(Stored entries)
-- begin --
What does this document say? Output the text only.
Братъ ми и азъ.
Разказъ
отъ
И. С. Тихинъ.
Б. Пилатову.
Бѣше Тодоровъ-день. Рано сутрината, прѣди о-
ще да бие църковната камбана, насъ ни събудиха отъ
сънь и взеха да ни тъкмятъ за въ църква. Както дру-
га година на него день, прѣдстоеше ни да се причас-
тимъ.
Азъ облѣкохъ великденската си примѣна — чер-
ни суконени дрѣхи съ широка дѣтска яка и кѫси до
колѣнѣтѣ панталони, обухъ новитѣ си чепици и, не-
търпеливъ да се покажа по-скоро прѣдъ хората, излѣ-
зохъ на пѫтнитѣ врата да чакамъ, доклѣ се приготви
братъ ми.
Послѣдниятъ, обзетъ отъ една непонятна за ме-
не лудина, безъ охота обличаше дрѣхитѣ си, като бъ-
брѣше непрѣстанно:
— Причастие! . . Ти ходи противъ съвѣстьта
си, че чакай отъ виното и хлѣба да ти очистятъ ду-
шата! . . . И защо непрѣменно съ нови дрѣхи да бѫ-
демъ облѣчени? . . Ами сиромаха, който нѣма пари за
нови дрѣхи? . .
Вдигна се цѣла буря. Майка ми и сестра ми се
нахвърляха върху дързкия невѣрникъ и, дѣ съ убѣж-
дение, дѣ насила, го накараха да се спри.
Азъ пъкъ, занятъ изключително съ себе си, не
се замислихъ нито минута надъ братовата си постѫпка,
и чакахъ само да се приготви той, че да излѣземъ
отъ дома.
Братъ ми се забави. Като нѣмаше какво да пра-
-- end --
-- begin --
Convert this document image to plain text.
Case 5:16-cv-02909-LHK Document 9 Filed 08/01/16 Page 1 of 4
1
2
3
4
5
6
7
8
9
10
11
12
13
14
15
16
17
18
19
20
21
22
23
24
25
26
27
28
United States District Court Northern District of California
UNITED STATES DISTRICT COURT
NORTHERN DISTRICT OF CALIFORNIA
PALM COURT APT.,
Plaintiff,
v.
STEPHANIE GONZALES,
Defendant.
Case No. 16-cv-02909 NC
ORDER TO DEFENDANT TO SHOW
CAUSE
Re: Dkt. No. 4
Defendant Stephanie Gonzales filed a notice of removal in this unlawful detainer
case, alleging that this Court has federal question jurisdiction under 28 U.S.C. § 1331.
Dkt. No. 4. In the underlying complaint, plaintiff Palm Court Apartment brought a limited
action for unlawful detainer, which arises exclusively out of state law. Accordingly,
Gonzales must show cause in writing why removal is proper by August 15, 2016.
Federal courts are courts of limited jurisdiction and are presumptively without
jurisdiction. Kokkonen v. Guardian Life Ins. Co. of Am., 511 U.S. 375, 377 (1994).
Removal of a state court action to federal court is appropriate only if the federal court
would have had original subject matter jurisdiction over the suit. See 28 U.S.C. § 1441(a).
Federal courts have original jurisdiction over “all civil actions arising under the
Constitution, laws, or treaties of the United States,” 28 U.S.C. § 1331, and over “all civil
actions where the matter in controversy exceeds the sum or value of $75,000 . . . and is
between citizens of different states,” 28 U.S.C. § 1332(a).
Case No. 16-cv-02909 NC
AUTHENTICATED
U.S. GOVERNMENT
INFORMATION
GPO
-- end --
What to produce:
Which lines contain the word "detainer"? Return each of them.

Full output:
Defendant Stephanie Gonzales filed a notice of removal in this unlawful detainer
action for unlawful detainer, which arises exclusively out of state law. Accordingly,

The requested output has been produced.